Of the lines in the listing below, how many hold "content"? Answer with the number only.

--- Entries supplied ---

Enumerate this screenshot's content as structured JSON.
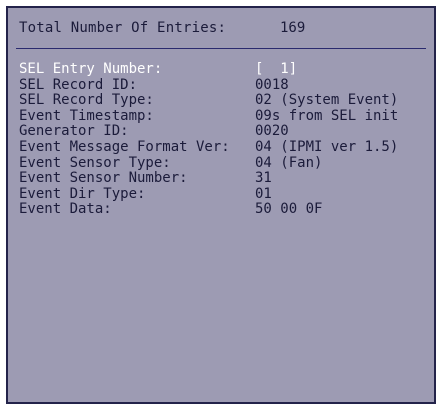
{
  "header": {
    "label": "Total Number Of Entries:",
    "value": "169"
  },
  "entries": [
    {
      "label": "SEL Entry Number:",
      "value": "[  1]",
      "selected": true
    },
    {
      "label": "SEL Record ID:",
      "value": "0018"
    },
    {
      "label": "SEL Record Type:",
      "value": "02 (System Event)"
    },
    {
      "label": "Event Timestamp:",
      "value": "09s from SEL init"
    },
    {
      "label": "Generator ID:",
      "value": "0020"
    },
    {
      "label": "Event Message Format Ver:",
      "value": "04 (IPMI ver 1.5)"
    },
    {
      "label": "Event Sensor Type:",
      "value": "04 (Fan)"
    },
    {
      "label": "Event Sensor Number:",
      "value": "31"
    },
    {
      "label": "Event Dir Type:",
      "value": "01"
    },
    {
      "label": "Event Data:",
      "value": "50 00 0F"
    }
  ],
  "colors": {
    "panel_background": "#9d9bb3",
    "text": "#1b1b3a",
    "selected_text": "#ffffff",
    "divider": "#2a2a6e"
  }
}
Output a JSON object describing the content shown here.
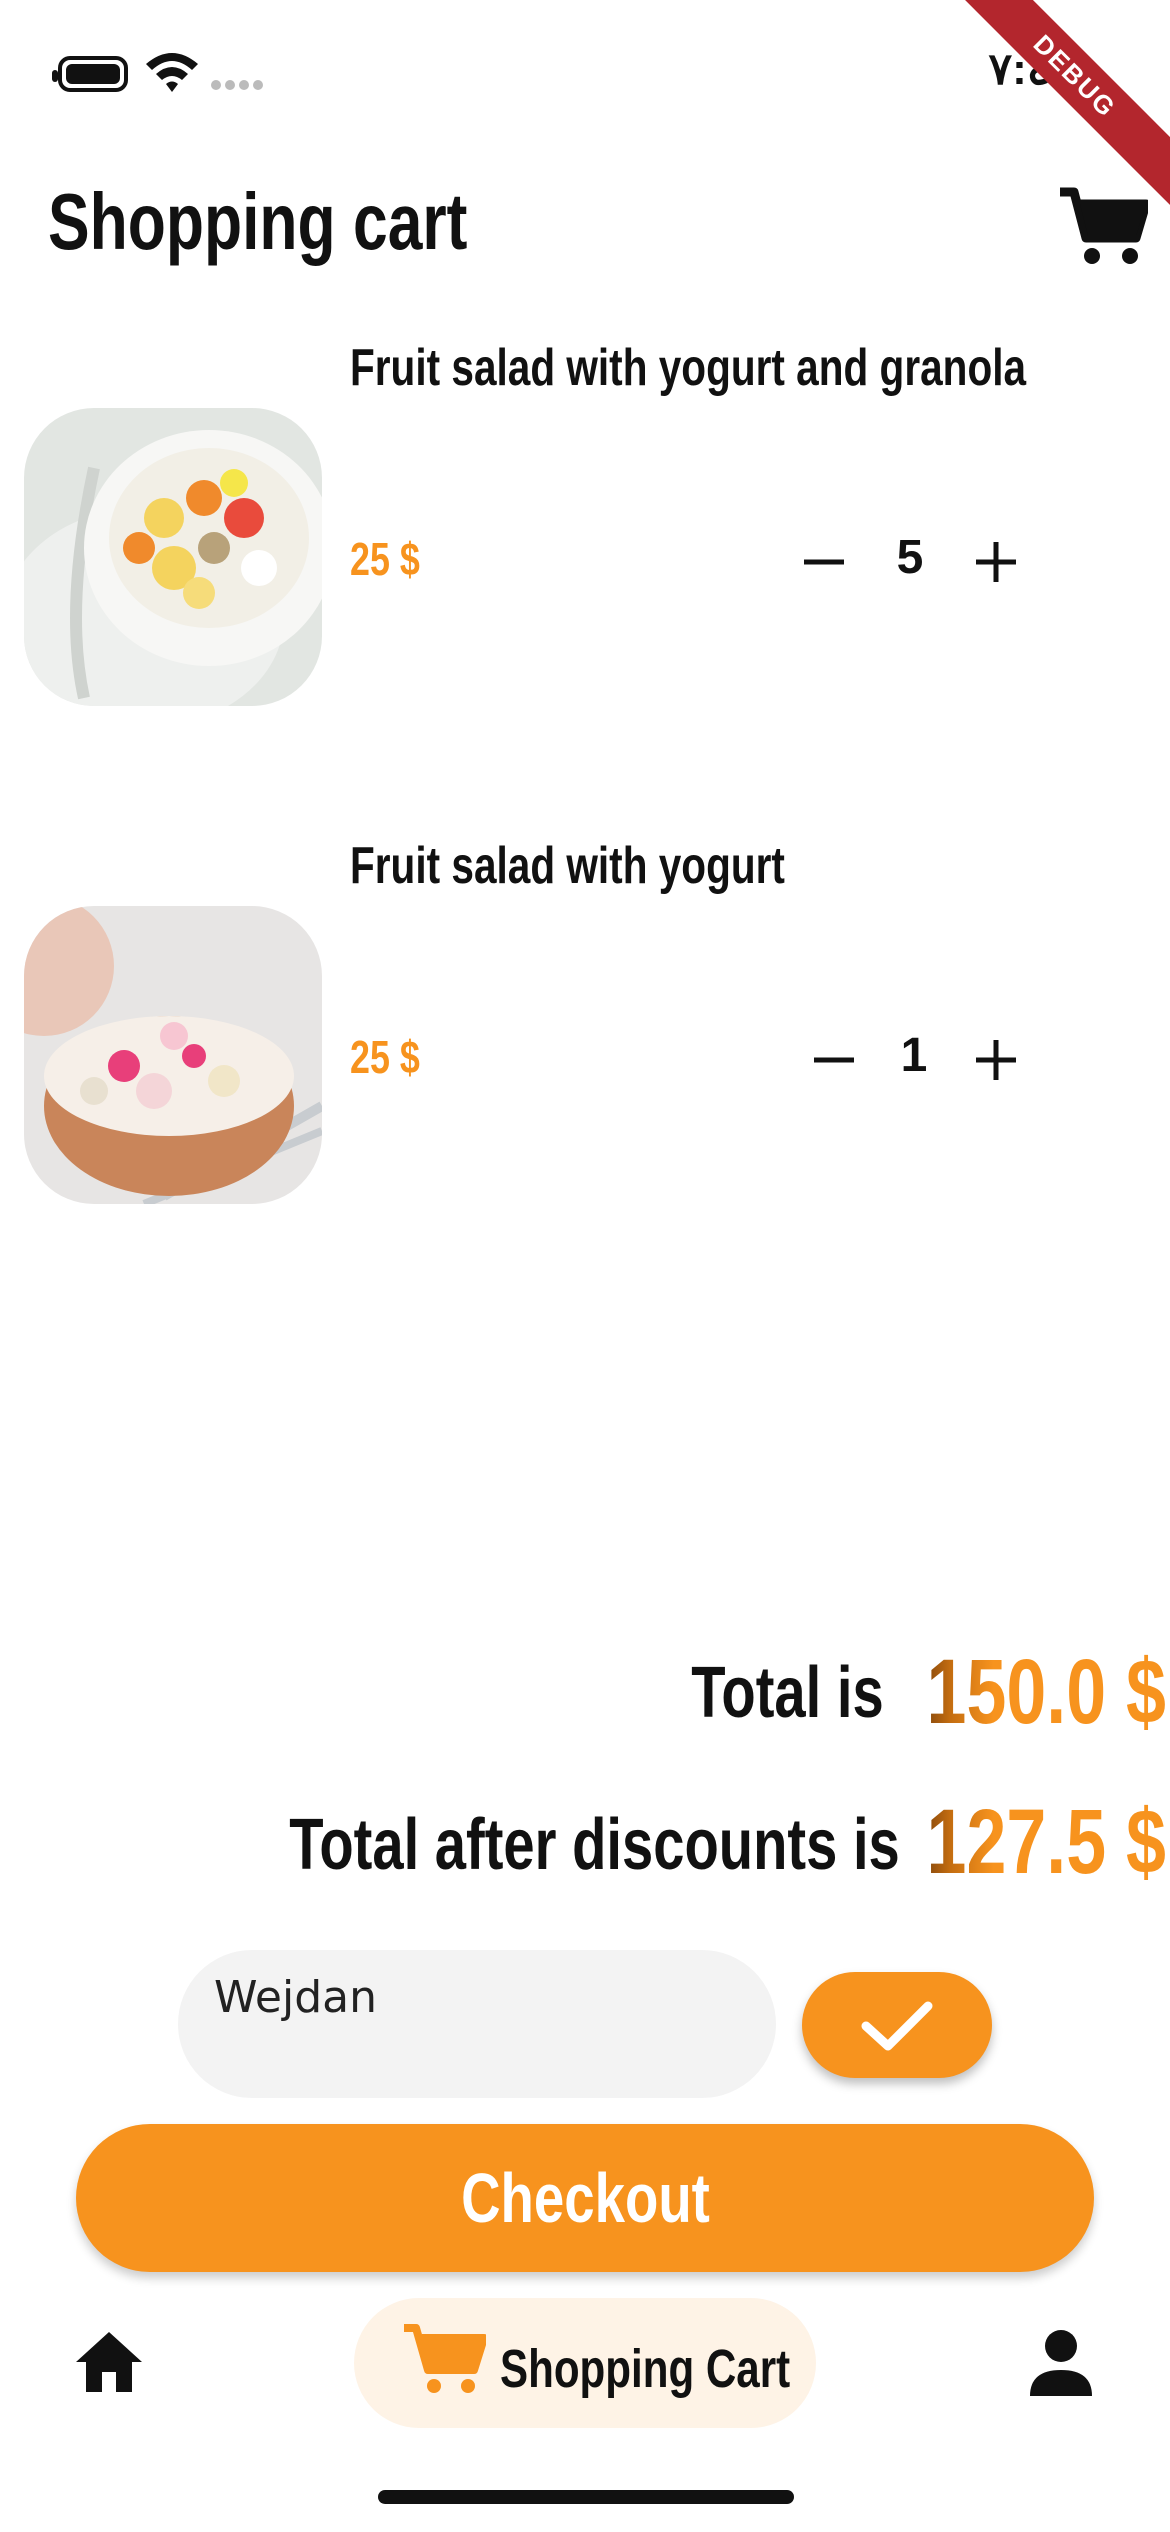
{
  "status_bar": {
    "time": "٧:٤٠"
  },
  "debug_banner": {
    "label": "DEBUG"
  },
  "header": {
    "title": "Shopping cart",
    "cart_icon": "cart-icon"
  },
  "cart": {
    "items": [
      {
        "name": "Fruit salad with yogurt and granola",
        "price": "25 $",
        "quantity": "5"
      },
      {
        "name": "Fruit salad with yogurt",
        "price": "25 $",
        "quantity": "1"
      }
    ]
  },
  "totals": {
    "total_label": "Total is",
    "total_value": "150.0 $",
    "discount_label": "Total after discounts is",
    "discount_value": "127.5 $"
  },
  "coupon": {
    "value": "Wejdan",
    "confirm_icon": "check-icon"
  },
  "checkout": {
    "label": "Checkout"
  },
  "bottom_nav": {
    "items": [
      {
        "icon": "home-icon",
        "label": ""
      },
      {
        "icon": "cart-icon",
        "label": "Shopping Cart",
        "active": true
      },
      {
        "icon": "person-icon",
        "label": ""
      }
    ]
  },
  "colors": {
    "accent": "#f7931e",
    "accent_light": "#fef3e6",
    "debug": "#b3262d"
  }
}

---

| The completed task |
2